----- Input records

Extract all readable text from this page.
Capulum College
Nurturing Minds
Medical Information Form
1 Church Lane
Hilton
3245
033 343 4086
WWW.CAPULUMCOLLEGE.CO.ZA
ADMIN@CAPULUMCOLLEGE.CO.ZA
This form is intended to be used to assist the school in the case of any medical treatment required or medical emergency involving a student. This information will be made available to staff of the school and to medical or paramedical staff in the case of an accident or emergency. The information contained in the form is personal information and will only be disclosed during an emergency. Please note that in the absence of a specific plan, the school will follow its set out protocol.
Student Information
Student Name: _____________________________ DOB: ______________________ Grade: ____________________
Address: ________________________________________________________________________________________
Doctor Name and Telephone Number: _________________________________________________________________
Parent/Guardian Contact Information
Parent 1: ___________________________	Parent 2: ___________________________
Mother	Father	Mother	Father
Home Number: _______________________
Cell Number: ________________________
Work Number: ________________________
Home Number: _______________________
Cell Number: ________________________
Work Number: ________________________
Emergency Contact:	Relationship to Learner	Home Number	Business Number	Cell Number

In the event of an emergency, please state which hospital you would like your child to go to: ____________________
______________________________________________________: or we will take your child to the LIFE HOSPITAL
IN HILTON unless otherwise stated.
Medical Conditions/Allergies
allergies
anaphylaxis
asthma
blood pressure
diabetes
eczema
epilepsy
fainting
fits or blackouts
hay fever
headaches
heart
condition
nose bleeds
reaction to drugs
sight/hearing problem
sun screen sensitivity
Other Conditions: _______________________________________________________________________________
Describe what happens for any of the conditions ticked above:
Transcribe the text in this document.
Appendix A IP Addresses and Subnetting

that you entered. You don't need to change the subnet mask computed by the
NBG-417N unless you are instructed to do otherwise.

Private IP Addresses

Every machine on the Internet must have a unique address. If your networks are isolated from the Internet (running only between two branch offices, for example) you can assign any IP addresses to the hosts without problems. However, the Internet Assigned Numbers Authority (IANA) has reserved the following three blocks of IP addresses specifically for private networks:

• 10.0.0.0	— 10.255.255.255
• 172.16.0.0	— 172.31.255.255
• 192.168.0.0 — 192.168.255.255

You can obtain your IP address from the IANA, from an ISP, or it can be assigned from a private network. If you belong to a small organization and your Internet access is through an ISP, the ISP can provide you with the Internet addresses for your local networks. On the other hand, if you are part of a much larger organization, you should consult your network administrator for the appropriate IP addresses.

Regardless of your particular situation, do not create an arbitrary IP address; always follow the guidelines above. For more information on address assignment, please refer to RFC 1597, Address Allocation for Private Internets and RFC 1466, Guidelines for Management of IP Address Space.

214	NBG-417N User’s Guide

----------

Type out the entries again, word for word.

## Solution below
Extract all readable text from this page.
Capulum College
Nurturing Minds
Medical Information Form
1 Church Lane
Hilton
3245
033 343 4086
WWW.CAPULUMCOLLEGE.CO.ZA
ADMIN@CAPULUMCOLLEGE.CO.ZA
This form is intended to be used to assist the school in the case of any medical treatment required or medical emergency involving a student. This information will be made available to staff of the school and to medical or paramedical staff in the case of an accident or emergency. The information contained in the form is personal information and will only be disclosed during an emergency. Please note that in the absence of a specific plan, the school will follow its set out protocol.
Student Information
Student Name: _____________________________ DOB: ______________________ Grade: ____________________
Address: ________________________________________________________________________________________
Doctor Name and Telephone Number: _________________________________________________________________
Parent/Guardian Contact Information
Parent 1: ___________________________	Parent 2: ___________________________
Mother	Father	Mother	Father
Home Number: _______________________
Cell Number: ________________________
Work Number: ________________________
Home Number: _______________________
Cell Number: ________________________
Work Number: ________________________
Emergency Contact:	Relationship to Learner	Home Number	Business Number	Cell Number

In the event of an emergency, please state which hospital you would like your child to go to: ____________________
______________________________________________________: or we will take your child to the LIFE HOSPITAL
IN HILTON unless otherwise stated.
Medical Conditions/Allergies
allergies
anaphylaxis
asthma
blood pressure
diabetes
eczema
epilepsy
fainting
fits or blackouts
hay fever
headaches
heart
condition
nose bleeds
reaction to drugs
sight/hearing problem
sun screen sensitivity
Other Conditions: _______________________________________________________________________________
Describe what happens for any of the conditions ticked above:
Transcribe the text in this document.
Appendix A IP Addresses and Subnetting

that you entered. You don't need to change the subnet mask computed by the
NBG-417N unless you are instructed to do otherwise.

Private IP Addresses

Every machine on the Internet must have a unique address. If your networks are isolated from the Internet (running only between two branch offices, for example) you can assign any IP addresses to the hosts without problems. However, the Internet Assigned Numbers Authority (IANA) has reserved the following three blocks of IP addresses specifically for private networks:

• 10.0.0.0	— 10.255.255.255
• 172.16.0.0	— 172.31.255.255
• 192.168.0.0 — 192.168.255.255

You can obtain your IP address from the IANA, from an ISP, or it can be assigned from a private network. If you belong to a small organization and your Internet access is through an ISP, the ISP can provide you with the Internet addresses for your local networks. On the other hand, if you are part of a much larger organization, you should consult your network administrator for the appropriate IP addresses.

Regardless of your particular situation, do not create an arbitrary IP address; always follow the guidelines above. For more information on address assignment, please refer to RFC 1597, Address Allocation for Private Internets and RFC 1466, Guidelines for Management of IP Address Space.

214	NBG-417N User’s Guide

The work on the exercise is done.